(SHORT EXERCISE) Report every line of the material below that contains the string "tree", copying each such line in full. Case counts, so uppercase and lowercase letters must match.

Extracted records:

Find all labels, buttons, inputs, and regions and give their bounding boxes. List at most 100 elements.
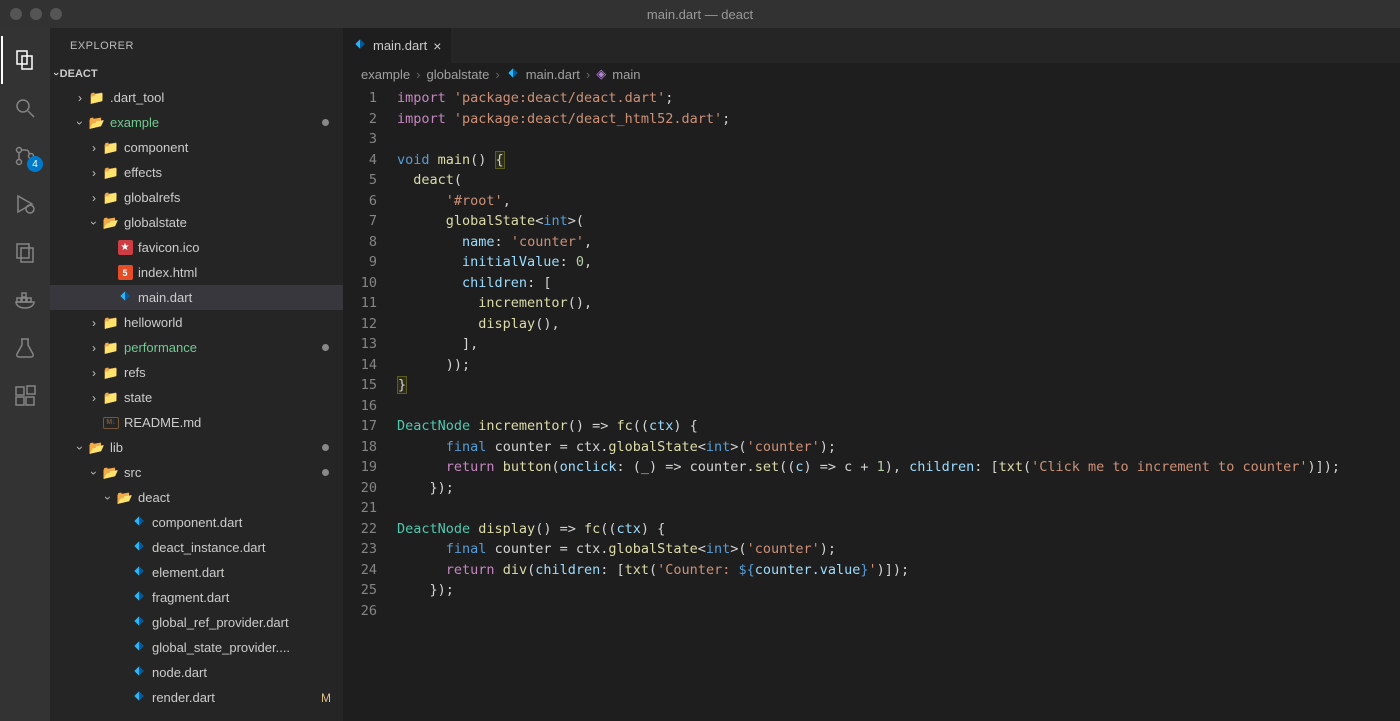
folder-item[interactable]: 📂 deact: [50, 485, 343, 510]
tree-root-header[interactable]: DEACT: [50, 63, 343, 85]
editor-area: main.dart × example › globalstate › main…: [343, 28, 1400, 721]
folder-item[interactable]: 📂 lib: [50, 435, 343, 460]
folder-icon: 📁: [102, 340, 120, 356]
file-item[interactable]: global_state_provider....: [50, 635, 343, 660]
file-icon: [130, 664, 148, 681]
item-label: global_ref_provider.dart: [152, 615, 289, 630]
chevron-icon: [86, 316, 102, 330]
file-item[interactable]: deact_instance.dart: [50, 535, 343, 560]
file-icon: [130, 689, 148, 706]
tab-main-dart[interactable]: main.dart ×: [343, 28, 452, 63]
folder-item[interactable]: 📂src: [50, 460, 343, 485]
chevron-icon: [86, 216, 102, 230]
line-gutter: 1234567891011121314151617181920212223242…: [343, 85, 397, 721]
item-label: performance: [124, 340, 197, 355]
file-item[interactable]: 5index.html: [50, 260, 343, 285]
folder-icon: 📁: [102, 365, 120, 381]
file-tree[interactable]: 📁.dart_tool📂example📁component📁effects📁gl…: [50, 85, 343, 721]
close-tab-icon[interactable]: ×: [433, 38, 441, 54]
breadcrumb-part[interactable]: main: [612, 67, 640, 82]
folder-item[interactable]: 📁effects: [50, 160, 343, 185]
chevron-right-icon: ›: [416, 67, 420, 82]
chevron-icon: [86, 191, 102, 205]
search-activity[interactable]: [1, 84, 49, 132]
references-activity[interactable]: [1, 228, 49, 276]
folder-item[interactable]: 📂example: [50, 110, 343, 135]
docker-activity[interactable]: [1, 276, 49, 324]
chevron-icon: [86, 366, 102, 380]
chevron-icon: [86, 466, 102, 480]
chevron-right-icon: ›: [495, 67, 499, 82]
file-icon: [130, 589, 148, 606]
file-item[interactable]: element.dart: [50, 560, 343, 585]
item-label: example: [110, 115, 159, 130]
chevron-icon: [86, 166, 102, 180]
folder-icon: 📁: [102, 140, 120, 156]
item-label: component: [124, 140, 188, 155]
breadcrumb-part[interactable]: globalstate: [426, 67, 489, 82]
maximize-window-button[interactable]: [50, 8, 62, 20]
minimize-window-button[interactable]: [30, 8, 42, 20]
folder-item[interactable]: 📂globalstate: [50, 210, 343, 235]
file-icon: 5: [116, 265, 134, 280]
file-icon: [116, 289, 134, 306]
breadcrumbs[interactable]: example › globalstate › main.dart › ◈ ma…: [343, 63, 1400, 85]
file-item[interactable]: main.dart: [50, 285, 343, 310]
file-icon: M↓: [102, 417, 120, 429]
close-window-button[interactable]: [10, 8, 22, 20]
item-label: element.dart: [152, 565, 224, 580]
file-icon: [130, 539, 148, 556]
git-dirty-indicator: [322, 469, 329, 476]
extensions-activity[interactable]: [1, 372, 49, 420]
breadcrumb-part[interactable]: main.dart: [526, 67, 580, 82]
git-modified-indicator: M: [321, 691, 331, 705]
sidebar: EXPLORER DEACT 📁.dart_tool📂example📁compo…: [50, 28, 343, 721]
folder-icon: 📂: [102, 215, 120, 231]
titlebar: main.dart — deact: [0, 0, 1400, 28]
debug-activity[interactable]: [1, 180, 49, 228]
file-item[interactable]: M↓ README.md: [50, 410, 343, 435]
folder-item[interactable]: 📁 refs: [50, 360, 343, 385]
folder-item[interactable]: 📁globalrefs: [50, 185, 343, 210]
dart-file-icon: [506, 66, 520, 83]
folder-item[interactable]: 📁helloworld: [50, 310, 343, 335]
item-label: .dart_tool: [110, 90, 164, 105]
item-label: component.dart: [152, 515, 242, 530]
main-area: 4 EXPLORER DEACT 📁.dart_tool📂example📁com…: [0, 28, 1400, 721]
file-icon: [130, 514, 148, 531]
folder-item[interactable]: 📁 component: [50, 135, 343, 160]
git-dirty-indicator: [322, 119, 329, 126]
code-editor[interactable]: 1234567891011121314151617181920212223242…: [343, 85, 1400, 721]
test-activity[interactable]: [1, 324, 49, 372]
item-label: main.dart: [138, 290, 192, 305]
item-label: effects: [124, 165, 162, 180]
folder-icon: 📁: [102, 315, 120, 331]
code-content[interactable]: import 'package:deact/deact.dart';import…: [397, 85, 1400, 721]
scm-activity[interactable]: 4: [1, 132, 49, 180]
file-item[interactable]: component.dart: [50, 510, 343, 535]
folder-item[interactable]: 📁.dart_tool: [50, 85, 343, 110]
file-icon: [130, 614, 148, 631]
chevron-icon: [72, 91, 88, 105]
folder-item[interactable]: 📁 performance: [50, 335, 343, 360]
file-item[interactable]: global_ref_provider.dart: [50, 610, 343, 635]
item-label: src: [124, 465, 141, 480]
item-label: refs: [124, 365, 146, 380]
folder-icon: 📂: [116, 490, 134, 506]
item-label: node.dart: [152, 665, 207, 680]
explorer-activity[interactable]: [1, 36, 49, 84]
folder-item[interactable]: 📁state: [50, 385, 343, 410]
item-label: global_state_provider....: [152, 640, 290, 655]
file-item[interactable]: ★favicon.ico: [50, 235, 343, 260]
file-item[interactable]: render.dartM: [50, 685, 343, 710]
folder-icon: 📂: [88, 440, 106, 456]
window-title: main.dart — deact: [647, 7, 753, 22]
file-item[interactable]: node.dart: [50, 660, 343, 685]
root-label: DEACT: [60, 68, 98, 80]
chevron-icon: [86, 341, 102, 355]
breadcrumb-part[interactable]: example: [361, 67, 410, 82]
item-label: deact: [138, 490, 170, 505]
file-item[interactable]: fragment.dart: [50, 585, 343, 610]
item-label: lib: [110, 440, 123, 455]
item-label: README.md: [124, 415, 201, 430]
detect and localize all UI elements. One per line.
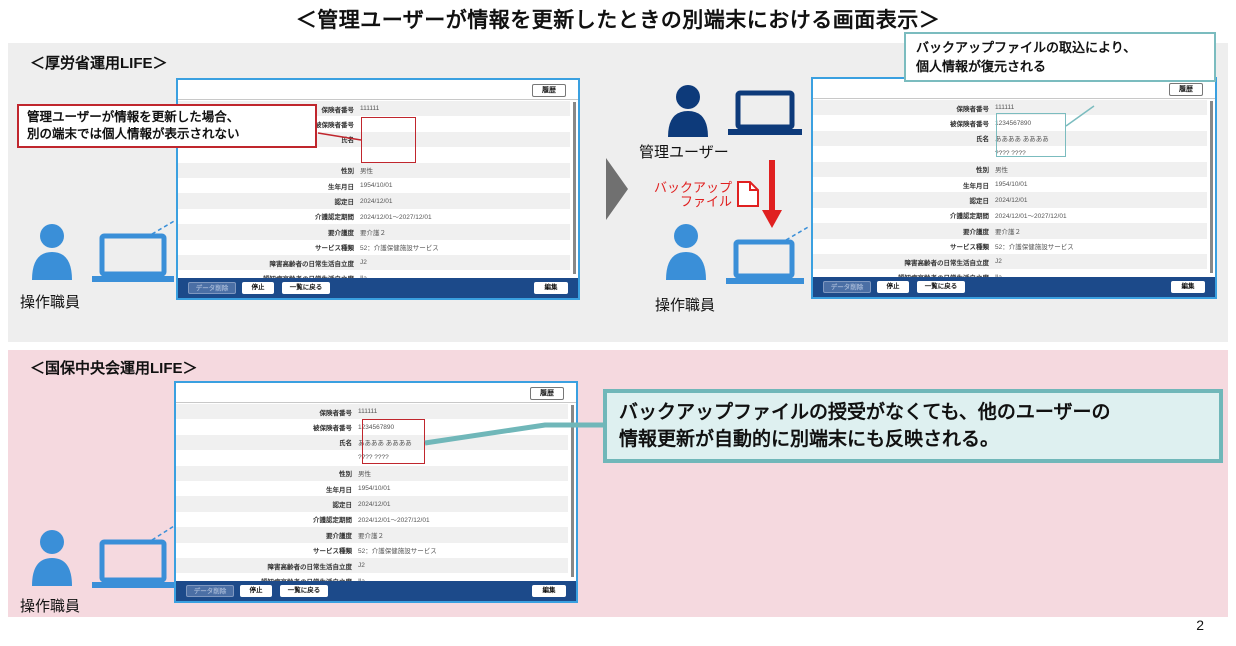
callout-auto-sync: バックアップファイルの授受がなくても、他のユーザーの 情報更新が自動的に別端末に… <box>603 389 1223 463</box>
operator-label-kokuho: 操作職員 <box>20 598 81 615</box>
callout-connector-kokuho <box>424 422 606 446</box>
slide: ＜管理ユーザーが情報を更新したときの別端末における画面表示＞ ＜厚労省運用LIF… <box>0 0 1236 646</box>
operator-with-laptop-icon-kokuho <box>32 525 175 588</box>
page-number: 2 <box>1196 617 1204 633</box>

(OUTPUT BELOW)
tree-root-header[interactable]: DEACT: [50, 63, 343, 85]
file-tree[interactable]: 📁.dart_tool📂example📁component📁effects📁gl…: [50, 85, 343, 721]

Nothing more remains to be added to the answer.